> Given records:
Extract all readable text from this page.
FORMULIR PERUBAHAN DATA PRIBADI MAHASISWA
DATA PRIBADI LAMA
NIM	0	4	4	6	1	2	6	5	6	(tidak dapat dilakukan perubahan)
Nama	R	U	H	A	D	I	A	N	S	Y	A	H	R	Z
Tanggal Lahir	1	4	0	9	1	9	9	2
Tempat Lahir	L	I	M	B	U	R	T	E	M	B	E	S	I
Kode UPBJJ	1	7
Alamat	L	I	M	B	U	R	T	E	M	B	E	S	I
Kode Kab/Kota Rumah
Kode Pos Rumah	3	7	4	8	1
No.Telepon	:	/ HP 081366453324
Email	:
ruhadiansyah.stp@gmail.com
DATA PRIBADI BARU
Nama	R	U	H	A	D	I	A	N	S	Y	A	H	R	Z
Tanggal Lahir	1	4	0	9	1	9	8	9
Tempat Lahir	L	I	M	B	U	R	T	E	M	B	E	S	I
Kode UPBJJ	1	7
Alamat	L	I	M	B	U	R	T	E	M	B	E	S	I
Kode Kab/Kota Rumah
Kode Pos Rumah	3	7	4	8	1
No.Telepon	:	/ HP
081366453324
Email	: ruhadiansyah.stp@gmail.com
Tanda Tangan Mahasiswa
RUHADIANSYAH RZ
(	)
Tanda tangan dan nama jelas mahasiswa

> Exercise:
Would you reproduce all the entries exactly?

> Response to this exercise:
Extract all readable text from this page.
FORMULIR PERUBAHAN DATA PRIBADI MAHASISWA
DATA PRIBADI LAMA
NIM	0	4	4	6	1	2	6	5	6	(tidak dapat dilakukan perubahan)
Nama	R	U	H	A	D	I	A	N	S	Y	A	H	R	Z
Tanggal Lahir	1	4	0	9	1	9	9	2
Tempat Lahir	L	I	M	B	U	R	T	E	M	B	E	S	I
Kode UPBJJ	1	7
Alamat	L	I	M	B	U	R	T	E	M	B	E	S	I
Kode Kab/Kota Rumah
Kode Pos Rumah	3	7	4	8	1
No.Telepon	:	/ HP 081366453324
Email	:
ruhadiansyah.stp@gmail.com
DATA PRIBADI BARU
Nama	R	U	H	A	D	I	A	N	S	Y	A	H	R	Z
Tanggal Lahir	1	4	0	9	1	9	8	9
Tempat Lahir	L	I	M	B	U	R	T	E	M	B	E	S	I
Kode UPBJJ	1	7
Alamat	L	I	M	B	U	R	T	E	M	B	E	S	I
Kode Kab/Kota Rumah
Kode Pos Rumah	3	7	4	8	1
No.Telepon	:	/ HP
081366453324
Email	: ruhadiansyah.stp@gmail.com
Tanda Tangan Mahasiswa
RUHADIANSYAH RZ
(	)
Tanda tangan dan nama jelas mahasiswa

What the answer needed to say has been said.